Rows from a figure dataset
**********

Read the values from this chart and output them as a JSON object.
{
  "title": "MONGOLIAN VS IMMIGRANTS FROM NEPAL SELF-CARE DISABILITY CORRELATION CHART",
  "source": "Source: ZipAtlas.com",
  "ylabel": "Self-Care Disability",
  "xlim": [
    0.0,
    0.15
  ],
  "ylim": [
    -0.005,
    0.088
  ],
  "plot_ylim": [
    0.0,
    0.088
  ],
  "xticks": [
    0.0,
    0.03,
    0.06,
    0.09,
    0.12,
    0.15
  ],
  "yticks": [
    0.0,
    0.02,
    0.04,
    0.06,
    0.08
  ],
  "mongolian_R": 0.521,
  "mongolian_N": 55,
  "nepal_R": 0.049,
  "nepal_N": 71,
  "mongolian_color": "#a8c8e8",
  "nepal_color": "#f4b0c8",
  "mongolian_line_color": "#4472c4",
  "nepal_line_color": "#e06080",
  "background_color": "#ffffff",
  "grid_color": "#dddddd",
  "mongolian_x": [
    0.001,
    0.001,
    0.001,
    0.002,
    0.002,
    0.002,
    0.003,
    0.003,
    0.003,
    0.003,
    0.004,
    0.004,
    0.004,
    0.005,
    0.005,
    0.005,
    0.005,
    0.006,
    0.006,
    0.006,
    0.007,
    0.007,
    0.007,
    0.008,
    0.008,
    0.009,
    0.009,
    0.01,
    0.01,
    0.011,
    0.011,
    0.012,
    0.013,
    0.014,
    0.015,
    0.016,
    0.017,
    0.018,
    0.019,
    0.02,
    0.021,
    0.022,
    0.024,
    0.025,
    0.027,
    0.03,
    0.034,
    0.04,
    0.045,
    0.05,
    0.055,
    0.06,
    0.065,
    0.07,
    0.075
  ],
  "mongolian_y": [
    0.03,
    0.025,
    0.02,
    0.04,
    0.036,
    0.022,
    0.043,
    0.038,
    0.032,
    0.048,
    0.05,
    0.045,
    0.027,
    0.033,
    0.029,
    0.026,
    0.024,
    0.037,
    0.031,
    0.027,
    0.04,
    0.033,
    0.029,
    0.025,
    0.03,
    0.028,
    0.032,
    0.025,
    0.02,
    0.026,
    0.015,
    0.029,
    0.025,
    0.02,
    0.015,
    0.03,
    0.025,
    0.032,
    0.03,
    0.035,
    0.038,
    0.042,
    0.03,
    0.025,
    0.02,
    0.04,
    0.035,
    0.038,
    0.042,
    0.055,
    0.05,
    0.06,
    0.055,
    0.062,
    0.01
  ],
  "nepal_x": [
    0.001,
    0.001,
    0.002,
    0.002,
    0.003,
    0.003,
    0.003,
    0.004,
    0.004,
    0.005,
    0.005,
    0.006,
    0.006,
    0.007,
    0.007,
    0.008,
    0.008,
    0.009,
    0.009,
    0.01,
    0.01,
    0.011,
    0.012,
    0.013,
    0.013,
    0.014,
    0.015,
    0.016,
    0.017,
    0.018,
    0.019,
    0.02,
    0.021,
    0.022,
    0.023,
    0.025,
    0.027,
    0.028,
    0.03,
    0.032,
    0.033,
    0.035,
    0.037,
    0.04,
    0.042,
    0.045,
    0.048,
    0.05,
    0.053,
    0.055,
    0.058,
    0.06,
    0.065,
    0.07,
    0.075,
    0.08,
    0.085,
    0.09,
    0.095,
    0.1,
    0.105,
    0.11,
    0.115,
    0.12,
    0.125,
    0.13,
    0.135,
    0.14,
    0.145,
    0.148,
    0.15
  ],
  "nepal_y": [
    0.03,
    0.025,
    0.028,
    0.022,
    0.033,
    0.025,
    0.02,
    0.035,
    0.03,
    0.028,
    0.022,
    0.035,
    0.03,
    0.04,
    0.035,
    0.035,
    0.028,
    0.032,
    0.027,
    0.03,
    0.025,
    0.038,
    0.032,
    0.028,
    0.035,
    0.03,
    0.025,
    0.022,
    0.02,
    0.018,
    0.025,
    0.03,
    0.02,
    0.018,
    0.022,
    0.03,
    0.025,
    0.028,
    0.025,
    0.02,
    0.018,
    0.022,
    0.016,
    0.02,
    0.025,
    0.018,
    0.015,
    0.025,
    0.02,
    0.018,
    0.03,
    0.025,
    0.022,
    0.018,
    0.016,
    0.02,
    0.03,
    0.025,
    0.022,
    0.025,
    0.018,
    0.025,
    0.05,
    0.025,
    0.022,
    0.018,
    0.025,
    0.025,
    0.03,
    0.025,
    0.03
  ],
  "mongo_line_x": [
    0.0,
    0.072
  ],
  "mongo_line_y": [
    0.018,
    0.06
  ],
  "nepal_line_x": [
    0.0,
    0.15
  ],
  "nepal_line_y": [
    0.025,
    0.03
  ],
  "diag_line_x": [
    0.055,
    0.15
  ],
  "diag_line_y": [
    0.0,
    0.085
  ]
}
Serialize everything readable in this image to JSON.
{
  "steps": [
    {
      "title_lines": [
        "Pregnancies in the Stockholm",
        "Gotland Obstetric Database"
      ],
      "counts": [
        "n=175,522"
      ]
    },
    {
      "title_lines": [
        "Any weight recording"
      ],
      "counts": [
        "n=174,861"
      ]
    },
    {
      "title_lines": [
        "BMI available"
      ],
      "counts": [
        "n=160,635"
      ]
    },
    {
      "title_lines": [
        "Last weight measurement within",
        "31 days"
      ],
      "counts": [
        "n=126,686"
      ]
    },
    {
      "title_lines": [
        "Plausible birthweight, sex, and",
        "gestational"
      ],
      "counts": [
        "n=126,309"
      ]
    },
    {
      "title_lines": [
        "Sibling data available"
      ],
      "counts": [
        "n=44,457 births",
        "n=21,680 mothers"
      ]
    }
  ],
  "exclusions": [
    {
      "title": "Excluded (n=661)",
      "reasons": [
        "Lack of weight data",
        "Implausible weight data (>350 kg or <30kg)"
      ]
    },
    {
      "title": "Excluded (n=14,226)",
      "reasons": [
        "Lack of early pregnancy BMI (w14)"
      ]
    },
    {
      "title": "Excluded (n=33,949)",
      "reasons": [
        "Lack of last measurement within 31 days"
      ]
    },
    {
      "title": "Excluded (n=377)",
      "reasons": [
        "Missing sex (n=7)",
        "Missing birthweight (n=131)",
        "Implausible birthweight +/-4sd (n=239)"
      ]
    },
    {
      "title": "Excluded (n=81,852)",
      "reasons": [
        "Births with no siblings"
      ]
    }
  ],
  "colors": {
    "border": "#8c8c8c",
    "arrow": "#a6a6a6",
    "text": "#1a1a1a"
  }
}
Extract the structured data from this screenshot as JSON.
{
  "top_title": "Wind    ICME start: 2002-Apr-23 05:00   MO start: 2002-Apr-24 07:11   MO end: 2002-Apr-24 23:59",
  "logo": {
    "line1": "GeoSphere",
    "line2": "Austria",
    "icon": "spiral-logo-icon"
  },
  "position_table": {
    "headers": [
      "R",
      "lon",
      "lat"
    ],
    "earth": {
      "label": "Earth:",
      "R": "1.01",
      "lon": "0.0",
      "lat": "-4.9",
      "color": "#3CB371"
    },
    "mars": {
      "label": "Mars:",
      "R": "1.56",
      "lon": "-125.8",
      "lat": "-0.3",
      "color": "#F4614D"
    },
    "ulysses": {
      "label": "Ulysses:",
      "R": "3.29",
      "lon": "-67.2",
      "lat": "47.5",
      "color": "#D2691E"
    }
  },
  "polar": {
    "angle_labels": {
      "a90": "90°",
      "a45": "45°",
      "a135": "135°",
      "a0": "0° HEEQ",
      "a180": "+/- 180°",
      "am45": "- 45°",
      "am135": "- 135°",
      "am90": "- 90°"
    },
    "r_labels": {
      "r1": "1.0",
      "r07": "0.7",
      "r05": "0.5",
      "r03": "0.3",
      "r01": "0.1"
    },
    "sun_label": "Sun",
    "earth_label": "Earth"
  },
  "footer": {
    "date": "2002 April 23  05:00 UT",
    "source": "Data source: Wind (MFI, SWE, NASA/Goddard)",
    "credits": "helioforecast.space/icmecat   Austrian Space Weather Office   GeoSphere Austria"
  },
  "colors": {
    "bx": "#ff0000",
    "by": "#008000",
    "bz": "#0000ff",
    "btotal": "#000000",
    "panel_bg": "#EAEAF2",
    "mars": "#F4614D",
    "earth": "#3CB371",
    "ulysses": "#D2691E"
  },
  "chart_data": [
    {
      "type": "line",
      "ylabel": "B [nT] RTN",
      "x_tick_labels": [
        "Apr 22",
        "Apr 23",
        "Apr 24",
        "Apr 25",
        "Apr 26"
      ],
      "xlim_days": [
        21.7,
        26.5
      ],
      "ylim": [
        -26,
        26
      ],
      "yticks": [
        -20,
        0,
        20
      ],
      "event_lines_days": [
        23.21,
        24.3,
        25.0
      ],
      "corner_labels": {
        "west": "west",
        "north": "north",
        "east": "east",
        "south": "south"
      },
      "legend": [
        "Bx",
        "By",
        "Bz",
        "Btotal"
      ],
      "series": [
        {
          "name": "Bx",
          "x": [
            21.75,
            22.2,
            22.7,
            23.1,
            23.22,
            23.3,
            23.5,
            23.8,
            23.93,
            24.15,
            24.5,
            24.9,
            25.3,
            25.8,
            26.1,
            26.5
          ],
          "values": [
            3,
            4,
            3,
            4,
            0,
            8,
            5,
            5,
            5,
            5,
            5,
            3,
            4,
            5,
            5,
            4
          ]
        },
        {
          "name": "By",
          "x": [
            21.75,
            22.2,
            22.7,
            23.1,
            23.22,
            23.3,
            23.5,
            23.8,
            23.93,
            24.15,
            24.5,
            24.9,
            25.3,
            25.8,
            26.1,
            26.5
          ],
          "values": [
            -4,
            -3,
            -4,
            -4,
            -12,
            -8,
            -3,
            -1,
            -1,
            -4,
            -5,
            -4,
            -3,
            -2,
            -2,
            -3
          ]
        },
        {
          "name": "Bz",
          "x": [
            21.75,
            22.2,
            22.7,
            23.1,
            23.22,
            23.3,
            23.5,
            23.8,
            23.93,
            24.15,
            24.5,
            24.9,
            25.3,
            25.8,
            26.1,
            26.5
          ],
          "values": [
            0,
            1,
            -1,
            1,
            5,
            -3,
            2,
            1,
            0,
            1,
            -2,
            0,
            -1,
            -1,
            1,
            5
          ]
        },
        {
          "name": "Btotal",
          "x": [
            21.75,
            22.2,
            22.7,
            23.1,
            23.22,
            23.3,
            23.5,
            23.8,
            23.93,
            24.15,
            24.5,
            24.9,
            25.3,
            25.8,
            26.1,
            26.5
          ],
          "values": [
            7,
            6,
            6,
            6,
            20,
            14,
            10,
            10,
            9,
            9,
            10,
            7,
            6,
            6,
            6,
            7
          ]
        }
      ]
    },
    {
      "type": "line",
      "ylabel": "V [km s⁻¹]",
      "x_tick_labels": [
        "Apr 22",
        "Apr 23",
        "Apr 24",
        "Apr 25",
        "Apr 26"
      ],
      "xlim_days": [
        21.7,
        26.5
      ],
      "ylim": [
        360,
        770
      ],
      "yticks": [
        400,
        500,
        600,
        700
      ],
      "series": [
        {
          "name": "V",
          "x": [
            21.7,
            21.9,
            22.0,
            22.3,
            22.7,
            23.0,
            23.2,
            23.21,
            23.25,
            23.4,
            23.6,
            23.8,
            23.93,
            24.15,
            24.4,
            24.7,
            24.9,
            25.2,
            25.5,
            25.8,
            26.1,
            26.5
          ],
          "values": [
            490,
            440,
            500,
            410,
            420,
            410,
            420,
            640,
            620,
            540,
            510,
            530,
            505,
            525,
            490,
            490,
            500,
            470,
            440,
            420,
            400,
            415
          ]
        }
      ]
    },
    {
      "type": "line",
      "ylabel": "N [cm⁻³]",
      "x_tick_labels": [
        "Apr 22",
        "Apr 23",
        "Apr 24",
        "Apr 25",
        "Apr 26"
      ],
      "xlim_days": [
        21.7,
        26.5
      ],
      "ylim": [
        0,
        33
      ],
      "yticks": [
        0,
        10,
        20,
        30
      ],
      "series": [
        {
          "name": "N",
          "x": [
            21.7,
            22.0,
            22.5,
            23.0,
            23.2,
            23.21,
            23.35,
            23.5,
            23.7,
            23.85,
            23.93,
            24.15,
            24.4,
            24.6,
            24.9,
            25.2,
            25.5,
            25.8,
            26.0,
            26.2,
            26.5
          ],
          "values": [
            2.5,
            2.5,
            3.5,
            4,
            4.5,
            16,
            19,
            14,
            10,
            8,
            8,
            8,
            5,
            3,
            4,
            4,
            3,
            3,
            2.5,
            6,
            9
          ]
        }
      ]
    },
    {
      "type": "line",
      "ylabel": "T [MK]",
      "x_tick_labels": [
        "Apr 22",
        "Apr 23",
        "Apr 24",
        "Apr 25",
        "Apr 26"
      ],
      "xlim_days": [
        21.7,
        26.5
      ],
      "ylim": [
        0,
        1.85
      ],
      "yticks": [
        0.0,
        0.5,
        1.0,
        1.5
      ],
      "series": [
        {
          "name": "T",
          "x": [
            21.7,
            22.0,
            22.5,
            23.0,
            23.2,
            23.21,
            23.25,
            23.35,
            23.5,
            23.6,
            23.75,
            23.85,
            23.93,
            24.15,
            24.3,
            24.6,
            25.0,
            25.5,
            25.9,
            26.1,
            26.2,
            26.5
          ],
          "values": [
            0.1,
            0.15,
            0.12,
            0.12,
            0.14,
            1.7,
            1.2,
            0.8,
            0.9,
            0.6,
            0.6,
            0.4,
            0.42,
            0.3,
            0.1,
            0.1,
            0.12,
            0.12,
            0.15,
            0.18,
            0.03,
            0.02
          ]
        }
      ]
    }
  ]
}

**********

• Written request:
Pick out the lines that include the word "JSON" and write them out.

• Solution below:
Read the values from this chart and output them as a JSON object.
Serialize everything readable in this image to JSON.
Extract the structured data from this screenshot as JSON.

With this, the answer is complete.